__GIVEN TASK__. Single out the lines of the material that contain "flow" and copy them.

— Start of THE DATA —

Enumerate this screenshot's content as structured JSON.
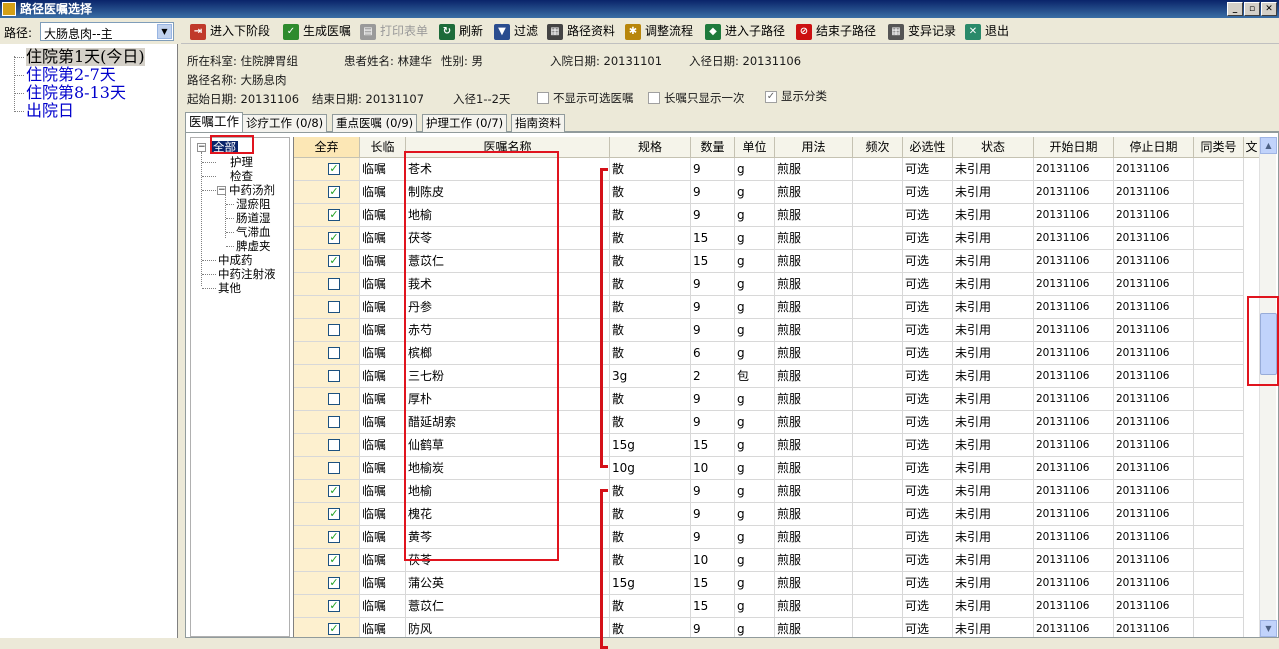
{
  "window": {
    "title": "路径医嘱选择",
    "controls": [
      "_",
      "▫",
      "✕"
    ]
  },
  "path_selector": {
    "label": "路径:",
    "value": "大肠息肉--主",
    "days": [
      {
        "label": "住院第1天(今日)",
        "selected": true
      },
      {
        "label": "住院第2-7天",
        "selected": false
      },
      {
        "label": "住院第8-13天",
        "selected": false
      },
      {
        "label": "出院日",
        "selected": false
      }
    ]
  },
  "toolbar": [
    {
      "name": "next-stage-button",
      "label": "进入下阶段",
      "icon": "enter-icon",
      "color": "#c0392b",
      "enabled": true
    },
    {
      "name": "generate-order-button",
      "label": "生成医嘱",
      "icon": "check-icon",
      "color": "#2e8b2e",
      "enabled": true
    },
    {
      "name": "print-form-button",
      "label": "打印表单",
      "icon": "printer-icon",
      "color": "#9a9a9a",
      "enabled": false
    },
    {
      "name": "refresh-button",
      "label": "刷新",
      "icon": "refresh-icon",
      "color": "#1d6b3a",
      "enabled": true
    },
    {
      "name": "filter-button",
      "label": "过滤",
      "icon": "funnel-icon",
      "color": "#2a4d8f",
      "enabled": true
    },
    {
      "name": "path-data-button",
      "label": "路径资料",
      "icon": "document-icon",
      "color": "#444444",
      "enabled": true
    },
    {
      "name": "adjust-flow-button",
      "label": "调整流程",
      "icon": "flow-icon",
      "color": "#b8860b",
      "enabled": true
    },
    {
      "name": "enter-subpath-button",
      "label": "进入子路径",
      "icon": "footprints-icon",
      "color": "#1e7a3c",
      "enabled": true
    },
    {
      "name": "end-subpath-button",
      "label": "结束子路径",
      "icon": "stop-icon",
      "color": "#cc1111",
      "enabled": true
    },
    {
      "name": "variation-record-button",
      "label": "变异记录",
      "icon": "calculator-icon",
      "color": "#555555",
      "enabled": true
    },
    {
      "name": "exit-button",
      "label": "退出",
      "icon": "exit-icon",
      "color": "#2a8a6a",
      "enabled": true
    }
  ],
  "patient": {
    "dept": "所在科室: 住院脾胃组",
    "name": "患者姓名: 林建华",
    "sex": "性别:  男",
    "admit_date": "入院日期: 20131101",
    "path_entry_date": "入径日期: 20131106",
    "path_name": "路径名称: 大肠息肉",
    "start_date": "起始日期: 20131106",
    "end_date": "结束日期: 20131107",
    "stage": "入径1--2天"
  },
  "options": [
    {
      "label": "不显示可选医嘱",
      "checked": false
    },
    {
      "label": "长嘱只显示一次",
      "checked": false
    },
    {
      "label": "显示分类",
      "checked": true
    }
  ],
  "tabs": [
    {
      "label": "医嘱工作",
      "active": true
    },
    {
      "label": "诊疗工作 (0/8)",
      "active": false
    },
    {
      "label": "重点医嘱 (0/9)",
      "active": false
    },
    {
      "label": "护理工作 (0/7)",
      "active": false
    },
    {
      "label": "指南资料",
      "active": false
    }
  ],
  "tree": {
    "root": "全部",
    "nodes": [
      {
        "label": "护理",
        "level": 1
      },
      {
        "label": "检查",
        "level": 1
      },
      {
        "label": "中药汤剂",
        "level": 1,
        "expanded": true
      },
      {
        "label": "湿瘀阻",
        "level": 2
      },
      {
        "label": "肠道湿",
        "level": 2
      },
      {
        "label": "气滞血",
        "level": 2
      },
      {
        "label": "脾虚夹",
        "level": 2
      },
      {
        "label": "中成药",
        "level": 1
      },
      {
        "label": "中药注射液",
        "level": 1
      },
      {
        "label": "其他",
        "level": 1
      }
    ]
  },
  "grid": {
    "columns": [
      "全弃",
      "长临",
      "医嘱名称",
      "规格",
      "数量",
      "单位",
      "用法",
      "频次",
      "必选性",
      "状态",
      "开始日期",
      "停止日期",
      "同类号",
      "文"
    ],
    "rows": [
      {
        "checked": true,
        "type": "临嘱",
        "name": "苍术",
        "spec": "散",
        "qty": "9",
        "unit": "g",
        "usage": "煎服",
        "freq": "",
        "req": "可选",
        "status": "未引用",
        "start": "20131106",
        "stop": "20131106"
      },
      {
        "checked": true,
        "type": "临嘱",
        "name": "制陈皮",
        "spec": "散",
        "qty": "9",
        "unit": "g",
        "usage": "煎服",
        "freq": "",
        "req": "可选",
        "status": "未引用",
        "start": "20131106",
        "stop": "20131106"
      },
      {
        "checked": true,
        "type": "临嘱",
        "name": "地榆",
        "spec": "散",
        "qty": "9",
        "unit": "g",
        "usage": "煎服",
        "freq": "",
        "req": "可选",
        "status": "未引用",
        "start": "20131106",
        "stop": "20131106"
      },
      {
        "checked": true,
        "type": "临嘱",
        "name": "茯苓",
        "spec": "散",
        "qty": "15",
        "unit": "g",
        "usage": "煎服",
        "freq": "",
        "req": "可选",
        "status": "未引用",
        "start": "20131106",
        "stop": "20131106"
      },
      {
        "checked": true,
        "type": "临嘱",
        "name": "薏苡仁",
        "spec": "散",
        "qty": "15",
        "unit": "g",
        "usage": "煎服",
        "freq": "",
        "req": "可选",
        "status": "未引用",
        "start": "20131106",
        "stop": "20131106"
      },
      {
        "checked": false,
        "type": "临嘱",
        "name": "莪术",
        "spec": "散",
        "qty": "9",
        "unit": "g",
        "usage": "煎服",
        "freq": "",
        "req": "可选",
        "status": "未引用",
        "start": "20131106",
        "stop": "20131106"
      },
      {
        "checked": false,
        "type": "临嘱",
        "name": "丹参",
        "spec": "散",
        "qty": "9",
        "unit": "g",
        "usage": "煎服",
        "freq": "",
        "req": "可选",
        "status": "未引用",
        "start": "20131106",
        "stop": "20131106"
      },
      {
        "checked": false,
        "type": "临嘱",
        "name": "赤芍",
        "spec": "散",
        "qty": "9",
        "unit": "g",
        "usage": "煎服",
        "freq": "",
        "req": "可选",
        "status": "未引用",
        "start": "20131106",
        "stop": "20131106"
      },
      {
        "checked": false,
        "type": "临嘱",
        "name": "槟榔",
        "spec": "散",
        "qty": "6",
        "unit": "g",
        "usage": "煎服",
        "freq": "",
        "req": "可选",
        "status": "未引用",
        "start": "20131106",
        "stop": "20131106"
      },
      {
        "checked": false,
        "type": "临嘱",
        "name": "三七粉",
        "spec": "3g",
        "qty": "2",
        "unit": "包",
        "usage": "煎服",
        "freq": "",
        "req": "可选",
        "status": "未引用",
        "start": "20131106",
        "stop": "20131106"
      },
      {
        "checked": false,
        "type": "临嘱",
        "name": "厚朴",
        "spec": "散",
        "qty": "9",
        "unit": "g",
        "usage": "煎服",
        "freq": "",
        "req": "可选",
        "status": "未引用",
        "start": "20131106",
        "stop": "20131106"
      },
      {
        "checked": false,
        "type": "临嘱",
        "name": "醋延胡索",
        "spec": "散",
        "qty": "9",
        "unit": "g",
        "usage": "煎服",
        "freq": "",
        "req": "可选",
        "status": "未引用",
        "start": "20131106",
        "stop": "20131106"
      },
      {
        "checked": false,
        "type": "临嘱",
        "name": "仙鹤草",
        "spec": "15g",
        "qty": "15",
        "unit": "g",
        "usage": "煎服",
        "freq": "",
        "req": "可选",
        "status": "未引用",
        "start": "20131106",
        "stop": "20131106"
      },
      {
        "checked": false,
        "type": "临嘱",
        "name": "地榆炭",
        "spec": "10g",
        "qty": "10",
        "unit": "g",
        "usage": "煎服",
        "freq": "",
        "req": "可选",
        "status": "未引用",
        "start": "20131106",
        "stop": "20131106"
      },
      {
        "checked": true,
        "type": "临嘱",
        "name": "地榆",
        "spec": "散",
        "qty": "9",
        "unit": "g",
        "usage": "煎服",
        "freq": "",
        "req": "可选",
        "status": "未引用",
        "start": "20131106",
        "stop": "20131106"
      },
      {
        "checked": true,
        "type": "临嘱",
        "name": "槐花",
        "spec": "散",
        "qty": "9",
        "unit": "g",
        "usage": "煎服",
        "freq": "",
        "req": "可选",
        "status": "未引用",
        "start": "20131106",
        "stop": "20131106"
      },
      {
        "checked": true,
        "type": "临嘱",
        "name": "黄芩",
        "spec": "散",
        "qty": "9",
        "unit": "g",
        "usage": "煎服",
        "freq": "",
        "req": "可选",
        "status": "未引用",
        "start": "20131106",
        "stop": "20131106"
      },
      {
        "checked": true,
        "type": "临嘱",
        "name": "茯苓",
        "spec": "散",
        "qty": "10",
        "unit": "g",
        "usage": "煎服",
        "freq": "",
        "req": "可选",
        "status": "未引用",
        "start": "20131106",
        "stop": "20131106"
      },
      {
        "checked": true,
        "type": "临嘱",
        "name": "蒲公英",
        "spec": "15g",
        "qty": "15",
        "unit": "g",
        "usage": "煎服",
        "freq": "",
        "req": "可选",
        "status": "未引用",
        "start": "20131106",
        "stop": "20131106"
      },
      {
        "checked": true,
        "type": "临嘱",
        "name": "薏苡仁",
        "spec": "散",
        "qty": "15",
        "unit": "g",
        "usage": "煎服",
        "freq": "",
        "req": "可选",
        "status": "未引用",
        "start": "20131106",
        "stop": "20131106"
      },
      {
        "checked": true,
        "type": "临嘱",
        "name": "防风",
        "spec": "散",
        "qty": "9",
        "unit": "g",
        "usage": "煎服",
        "freq": "",
        "req": "可选",
        "status": "未引用",
        "start": "20131106",
        "stop": "20131106"
      }
    ]
  },
  "colors": {
    "titlebar": "#0a246a",
    "day_link": "#0000cc",
    "annotation_red": "#e0141e",
    "check_column_bg": "#fdf0cf"
  }
}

— End of THE DATA —

__THE COMPLETED TASK__.
      "name": "adjust-flow-button",
      "icon": "flow-icon",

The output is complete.